Supplied information »
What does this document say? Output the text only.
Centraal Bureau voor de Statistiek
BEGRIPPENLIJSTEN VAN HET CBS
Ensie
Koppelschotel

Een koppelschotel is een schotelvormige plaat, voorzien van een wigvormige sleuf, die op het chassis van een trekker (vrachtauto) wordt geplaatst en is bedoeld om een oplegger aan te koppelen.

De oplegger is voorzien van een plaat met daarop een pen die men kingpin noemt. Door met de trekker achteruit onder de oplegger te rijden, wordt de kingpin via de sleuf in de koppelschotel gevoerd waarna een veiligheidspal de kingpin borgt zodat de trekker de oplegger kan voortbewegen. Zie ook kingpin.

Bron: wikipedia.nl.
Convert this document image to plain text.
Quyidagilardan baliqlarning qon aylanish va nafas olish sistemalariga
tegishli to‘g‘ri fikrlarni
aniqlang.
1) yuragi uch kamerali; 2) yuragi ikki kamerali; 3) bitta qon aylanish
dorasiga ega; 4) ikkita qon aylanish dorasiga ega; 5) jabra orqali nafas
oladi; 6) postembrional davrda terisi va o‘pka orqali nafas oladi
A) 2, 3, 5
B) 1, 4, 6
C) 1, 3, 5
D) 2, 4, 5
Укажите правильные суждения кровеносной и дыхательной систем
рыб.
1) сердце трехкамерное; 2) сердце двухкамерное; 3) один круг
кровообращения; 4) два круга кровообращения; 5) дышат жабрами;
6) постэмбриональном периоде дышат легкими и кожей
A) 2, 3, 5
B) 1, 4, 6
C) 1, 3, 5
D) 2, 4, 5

Work instructions » Locate the line with "Convert this document image to plain text." in the entries above; extract it and every line after it, verbatim.

Problem solution »
Convert this document image to plain text.
Quyidagilardan baliqlarning qon aylanish va nafas olish sistemalariga
tegishli to‘g‘ri fikrlarni
aniqlang.
1) yuragi uch kamerali; 2) yuragi ikki kamerali; 3) bitta qon aylanish
dorasiga ega; 4) ikkita qon aylanish dorasiga ega; 5) jabra orqali nafas
oladi; 6) postembrional davrda terisi va o‘pka orqali nafas oladi
A) 2, 3, 5
B) 1, 4, 6
C) 1, 3, 5
D) 2, 4, 5
Укажите правильные суждения кровеносной и дыхательной систем
рыб.
1) сердце трехкамерное; 2) сердце двухкамерное; 3) один круг
кровообращения; 4) два круга кровообращения; 5) дышат жабрами;
6) постэмбриональном периоде дышат легкими и кожей
A) 2, 3, 5
B) 1, 4, 6
C) 1, 3, 5
D) 2, 4, 5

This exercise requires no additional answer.